◆ **Dataset excerpts**:
++++++++++++++++++++
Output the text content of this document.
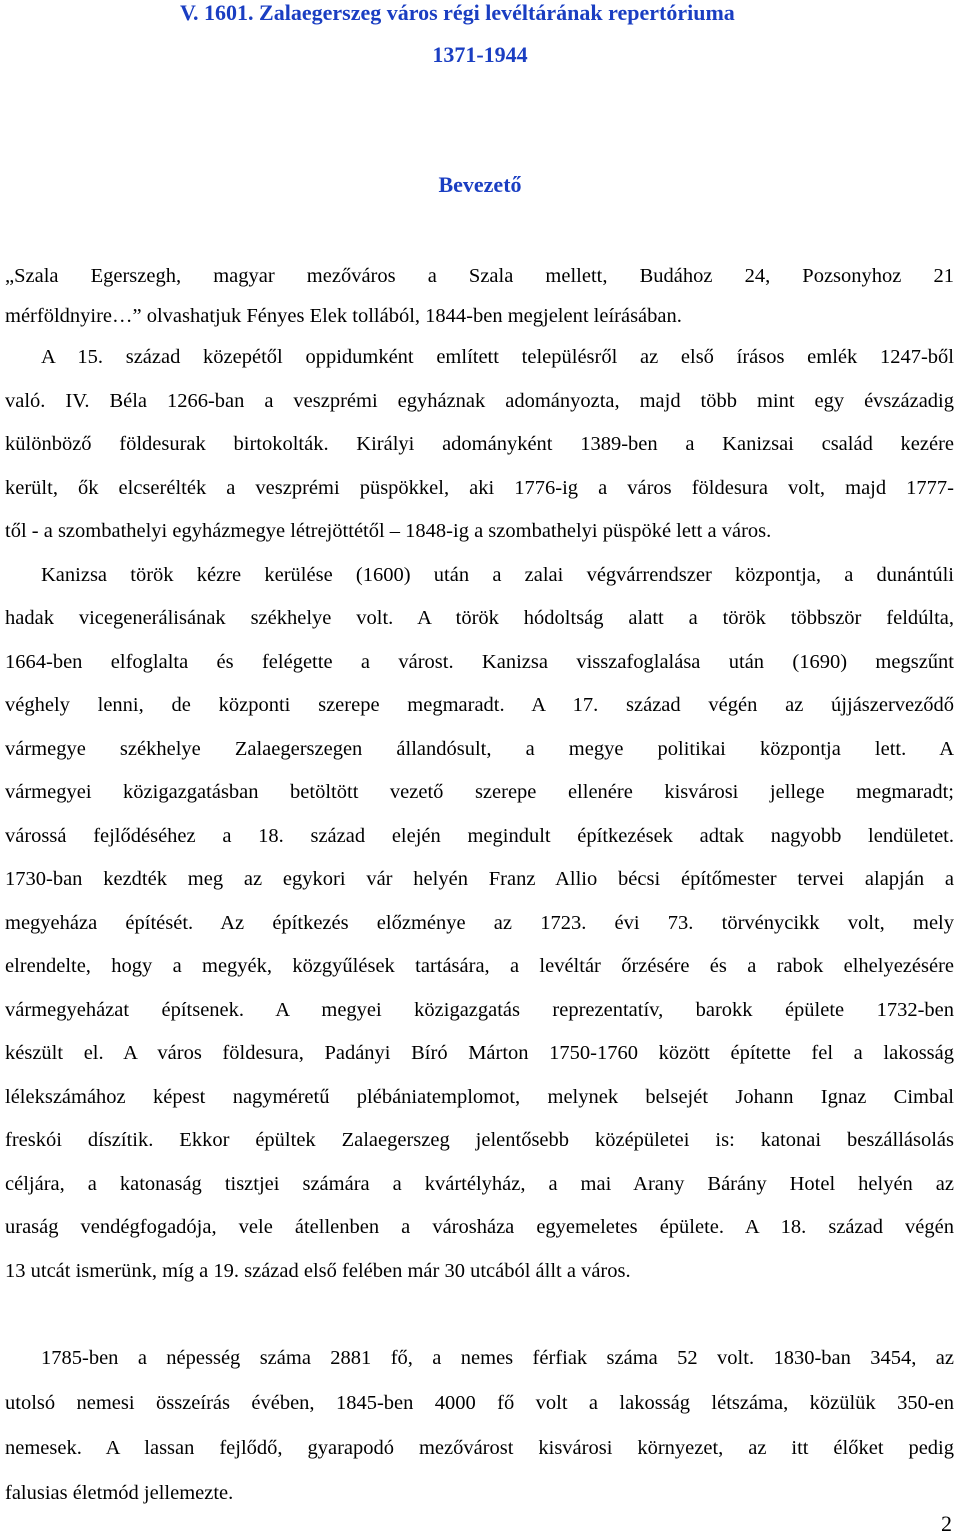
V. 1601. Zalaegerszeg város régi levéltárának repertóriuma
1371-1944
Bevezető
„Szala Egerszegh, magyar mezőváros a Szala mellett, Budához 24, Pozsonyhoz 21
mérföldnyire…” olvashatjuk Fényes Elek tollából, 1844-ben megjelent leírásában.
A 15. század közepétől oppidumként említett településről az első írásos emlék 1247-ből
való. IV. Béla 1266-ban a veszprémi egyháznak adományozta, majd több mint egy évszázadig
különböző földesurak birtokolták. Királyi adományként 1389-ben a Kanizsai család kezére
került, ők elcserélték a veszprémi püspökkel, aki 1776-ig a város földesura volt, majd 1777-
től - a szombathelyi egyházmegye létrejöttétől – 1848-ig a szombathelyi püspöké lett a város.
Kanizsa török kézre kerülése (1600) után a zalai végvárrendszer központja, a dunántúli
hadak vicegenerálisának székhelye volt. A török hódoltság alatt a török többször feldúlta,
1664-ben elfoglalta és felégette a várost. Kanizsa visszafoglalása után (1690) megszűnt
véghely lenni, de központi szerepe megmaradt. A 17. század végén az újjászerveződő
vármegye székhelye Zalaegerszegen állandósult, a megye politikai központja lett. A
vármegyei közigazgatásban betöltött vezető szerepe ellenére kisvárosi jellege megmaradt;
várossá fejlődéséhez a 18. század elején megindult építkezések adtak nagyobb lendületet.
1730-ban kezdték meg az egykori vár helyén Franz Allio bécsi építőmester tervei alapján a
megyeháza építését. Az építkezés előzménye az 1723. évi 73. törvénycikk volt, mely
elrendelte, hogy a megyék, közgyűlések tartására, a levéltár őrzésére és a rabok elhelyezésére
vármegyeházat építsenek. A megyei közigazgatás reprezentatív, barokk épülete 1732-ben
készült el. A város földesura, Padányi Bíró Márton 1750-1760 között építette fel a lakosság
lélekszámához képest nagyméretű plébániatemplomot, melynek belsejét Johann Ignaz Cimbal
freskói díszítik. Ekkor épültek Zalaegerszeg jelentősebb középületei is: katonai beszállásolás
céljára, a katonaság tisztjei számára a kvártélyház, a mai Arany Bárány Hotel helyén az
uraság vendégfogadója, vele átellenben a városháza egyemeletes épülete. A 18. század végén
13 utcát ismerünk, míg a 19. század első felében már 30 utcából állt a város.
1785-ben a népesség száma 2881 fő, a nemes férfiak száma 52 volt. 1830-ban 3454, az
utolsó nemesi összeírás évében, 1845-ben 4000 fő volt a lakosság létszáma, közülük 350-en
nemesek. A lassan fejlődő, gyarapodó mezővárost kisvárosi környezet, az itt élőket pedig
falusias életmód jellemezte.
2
++++++++++++++++++++
◆ **Given problem**:
Copy out every line in the entries above that holds "megmaradt".

◆ **Answer to this problem**:
véghely lenni, de központi szerepe megmaradt. A 17. század végén az újjászerveződő
vármegyei közigazgatásban betöltött vezető szerepe ellenére kisvárosi jellege megmaradt;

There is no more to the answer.